Dataset records on visual material:
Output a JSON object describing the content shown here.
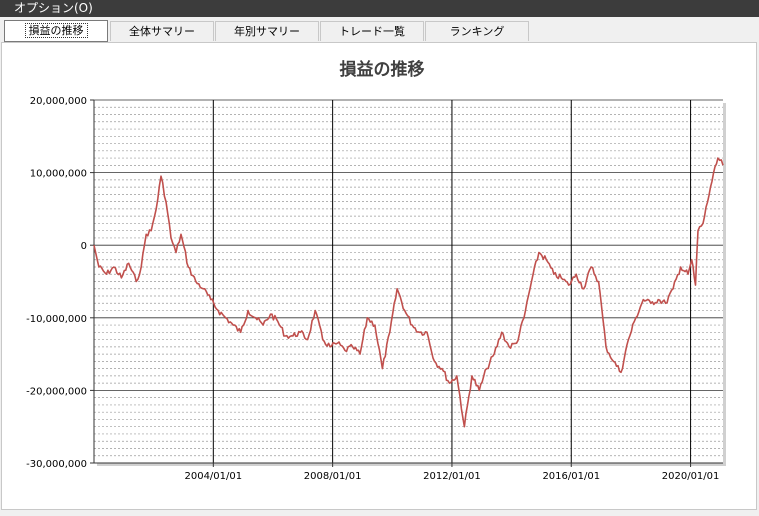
{
  "window": {
    "menu_label": "オプション(O)"
  },
  "tabs": [
    {
      "label": "損益の推移",
      "active": true
    },
    {
      "label": "全体サマリー",
      "active": false
    },
    {
      "label": "年別サマリー",
      "active": false
    },
    {
      "label": "トレード一覧",
      "active": false
    },
    {
      "label": "ランキング",
      "active": false
    }
  ],
  "colors": {
    "series": "#c0504d",
    "menubar": "#3c3c3c"
  },
  "chart_data": {
    "type": "line",
    "title": "損益の推移",
    "xlabel": "",
    "ylabel": "",
    "ylim": [
      -30000000,
      20000000
    ],
    "y_ticks": [
      "20,000,000",
      "10,000,000",
      "0",
      "-10,000,000",
      "-20,000,000",
      "-30,000,000"
    ],
    "y_tick_values": [
      20000000,
      10000000,
      0,
      -10000000,
      -20000000,
      -30000000
    ],
    "x_ticks": [
      "2004/01/01",
      "2008/01/01",
      "2012/01/01",
      "2016/01/01",
      "2020/01/01"
    ],
    "xlim": [
      "2000/01/01",
      "2021/02/01"
    ],
    "grid": true,
    "legend": "none",
    "series": [
      {
        "x": [
          "2000/01/01",
          "2000/03/01",
          "2000/06/01",
          "2000/09/01",
          "2000/12/01",
          "2001/03/01",
          "2001/06/01",
          "2001/08/01",
          "2001/10/01",
          "2001/12/01",
          "2002/02/01",
          "2002/04/01",
          "2002/06/01",
          "2002/08/01",
          "2002/10/01",
          "2002/12/01",
          "2003/03/01",
          "2003/06/01",
          "2003/09/01",
          "2003/12/01",
          "2004/03/01",
          "2004/06/01",
          "2004/09/01",
          "2004/12/01",
          "2005/03/01",
          "2005/06/01",
          "2005/09/01",
          "2005/12/01",
          "2006/03/01",
          "2006/06/01",
          "2006/09/01",
          "2006/12/01",
          "2007/03/01",
          "2007/06/01",
          "2007/09/01",
          "2007/12/01",
          "2008/03/01",
          "2008/06/01",
          "2008/09/01",
          "2008/12/01",
          "2009/03/01",
          "2009/06/01",
          "2009/09/01",
          "2009/12/01",
          "2010/03/01",
          "2010/06/01",
          "2010/09/01",
          "2010/12/01",
          "2011/03/01",
          "2011/06/01",
          "2011/09/01",
          "2011/12/01",
          "2012/03/01",
          "2012/06/01",
          "2012/09/01",
          "2012/12/01",
          "2013/03/01",
          "2013/06/01",
          "2013/09/01",
          "2013/12/01",
          "2014/03/01",
          "2014/06/01",
          "2014/09/01",
          "2014/12/01",
          "2015/03/01",
          "2015/06/01",
          "2015/09/01",
          "2015/12/01",
          "2016/03/01",
          "2016/06/01",
          "2016/09/01",
          "2016/12/01",
          "2017/03/01",
          "2017/06/01",
          "2017/09/01",
          "2017/12/01",
          "2018/03/01",
          "2018/06/01",
          "2018/09/01",
          "2018/12/01",
          "2019/03/01",
          "2019/06/01",
          "2019/09/01",
          "2019/12/01",
          "2020/01/15",
          "2020/03/01",
          "2020/04/01",
          "2020/06/01",
          "2020/09/01",
          "2020/12/01",
          "2021/02/01"
        ],
        "values": [
          0,
          -3000000,
          -4000000,
          -3000000,
          -4500000,
          -2500000,
          -5000000,
          -3000000,
          1500000,
          2000000,
          5000000,
          9500000,
          6000000,
          1000000,
          -1000000,
          1500000,
          -3000000,
          -5000000,
          -6000000,
          -7500000,
          -9000000,
          -10000000,
          -11000000,
          -12000000,
          -9000000,
          -10000000,
          -11000000,
          -9500000,
          -10500000,
          -12500000,
          -12500000,
          -12000000,
          -13000000,
          -9000000,
          -13000000,
          -14000000,
          -13500000,
          -14500000,
          -14000000,
          -15000000,
          -10000000,
          -11000000,
          -17000000,
          -12000000,
          -6000000,
          -9000000,
          -11000000,
          -12000000,
          -12000000,
          -16000000,
          -17000000,
          -19000000,
          -18000000,
          -25000000,
          -18000000,
          -20000000,
          -17000000,
          -15000000,
          -12000000,
          -14000000,
          -13500000,
          -10000000,
          -5000000,
          -1000000,
          -2000000,
          -4000000,
          -4500000,
          -5500000,
          -4000000,
          -6000000,
          -3000000,
          -5000000,
          -14000000,
          -16000000,
          -17500000,
          -13000000,
          -10000000,
          -7500000,
          -8000000,
          -7500000,
          -8000000,
          -6000000,
          -3000000,
          -4000000,
          -2000000,
          -5500000,
          2000000,
          3000000,
          8000000,
          12000000,
          11000000
        ]
      }
    ]
  }
}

Exercise: Every entry must be transcribed exactly. Pictures do not belong in the copy.

Problem solution:
Output a JSON object describing the content shown here.
{
  "window": {
    "menu_label": "オプション(O)"
  },
  "tabs": [
    {
      "label": "損益の推移",
      "active": true
    },
    {
      "label": "全体サマリー",
      "active": false
    },
    {
      "label": "年別サマリー",
      "active": false
    },
    {
      "label": "トレード一覧",
      "active": false
    },
    {
      "label": "ランキング",
      "active": false
    }
  ],
  "colors": {
    "series": "#c0504d",
    "menubar": "#3c3c3c"
  },
  "chart_data": {
    "type": "line",
    "title": "損益の推移",
    "xlabel": "",
    "ylabel": "",
    "ylim": [
      -30000000,
      20000000
    ],
    "y_ticks": [
      "20,000,000",
      "10,000,000",
      "0",
      "-10,000,000",
      "-20,000,000",
      "-30,000,000"
    ],
    "y_tick_values": [
      20000000,
      10000000,
      0,
      -10000000,
      -20000000,
      -30000000
    ],
    "x_ticks": [
      "2004/01/01",
      "2008/01/01",
      "2012/01/01",
      "2016/01/01",
      "2020/01/01"
    ],
    "xlim": [
      "2000/01/01",
      "2021/02/01"
    ],
    "grid": true,
    "legend": "none",
    "series": [
      {
        "x": [
          "2000/01/01",
          "2000/03/01",
          "2000/06/01",
          "2000/09/01",
          "2000/12/01",
          "2001/03/01",
          "2001/06/01",
          "2001/08/01",
          "2001/10/01",
          "2001/12/01",
          "2002/02/01",
          "2002/04/01",
          "2002/06/01",
          "2002/08/01",
          "2002/10/01",
          "2002/12/01",
          "2003/03/01",
          "2003/06/01",
          "2003/09/01",
          "2003/12/01",
          "2004/03/01",
          "2004/06/01",
          "2004/09/01",
          "2004/12/01",
          "2005/03/01",
          "2005/06/01",
          "2005/09/01",
          "2005/12/01",
          "2006/03/01",
          "2006/06/01",
          "2006/09/01",
          "2006/12/01",
          "2007/03/01",
          "2007/06/01",
          "2007/09/01",
          "2007/12/01",
          "2008/03/01",
          "2008/06/01",
          "2008/09/01",
          "2008/12/01",
          "2009/03/01",
          "2009/06/01",
          "2009/09/01",
          "2009/12/01",
          "2010/03/01",
          "2010/06/01",
          "2010/09/01",
          "2010/12/01",
          "2011/03/01",
          "2011/06/01",
          "2011/09/01",
          "2011/12/01",
          "2012/03/01",
          "2012/06/01",
          "2012/09/01",
          "2012/12/01",
          "2013/03/01",
          "2013/06/01",
          "2013/09/01",
          "2013/12/01",
          "2014/03/01",
          "2014/06/01",
          "2014/09/01",
          "2014/12/01",
          "2015/03/01",
          "2015/06/01",
          "2015/09/01",
          "2015/12/01",
          "2016/03/01",
          "2016/06/01",
          "2016/09/01",
          "2016/12/01",
          "2017/03/01",
          "2017/06/01",
          "2017/09/01",
          "2017/12/01",
          "2018/03/01",
          "2018/06/01",
          "2018/09/01",
          "2018/12/01",
          "2019/03/01",
          "2019/06/01",
          "2019/09/01",
          "2019/12/01",
          "2020/01/15",
          "2020/03/01",
          "2020/04/01",
          "2020/06/01",
          "2020/09/01",
          "2020/12/01",
          "2021/02/01"
        ],
        "values": [
          0,
          -3000000,
          -4000000,
          -3000000,
          -4500000,
          -2500000,
          -5000000,
          -3000000,
          1500000,
          2000000,
          5000000,
          9500000,
          6000000,
          1000000,
          -1000000,
          1500000,
          -3000000,
          -5000000,
          -6000000,
          -7500000,
          -9000000,
          -10000000,
          -11000000,
          -12000000,
          -9000000,
          -10000000,
          -11000000,
          -9500000,
          -10500000,
          -12500000,
          -12500000,
          -12000000,
          -13000000,
          -9000000,
          -13000000,
          -14000000,
          -13500000,
          -14500000,
          -14000000,
          -15000000,
          -10000000,
          -11000000,
          -17000000,
          -12000000,
          -6000000,
          -9000000,
          -11000000,
          -12000000,
          -12000000,
          -16000000,
          -17000000,
          -19000000,
          -18000000,
          -25000000,
          -18000000,
          -20000000,
          -17000000,
          -15000000,
          -12000000,
          -14000000,
          -13500000,
          -10000000,
          -5000000,
          -1000000,
          -2000000,
          -4000000,
          -4500000,
          -5500000,
          -4000000,
          -6000000,
          -3000000,
          -5000000,
          -14000000,
          -16000000,
          -17500000,
          -13000000,
          -10000000,
          -7500000,
          -8000000,
          -7500000,
          -8000000,
          -6000000,
          -3000000,
          -4000000,
          -2000000,
          -5500000,
          2000000,
          3000000,
          8000000,
          12000000,
          11000000
        ]
      }
    ]
  }
}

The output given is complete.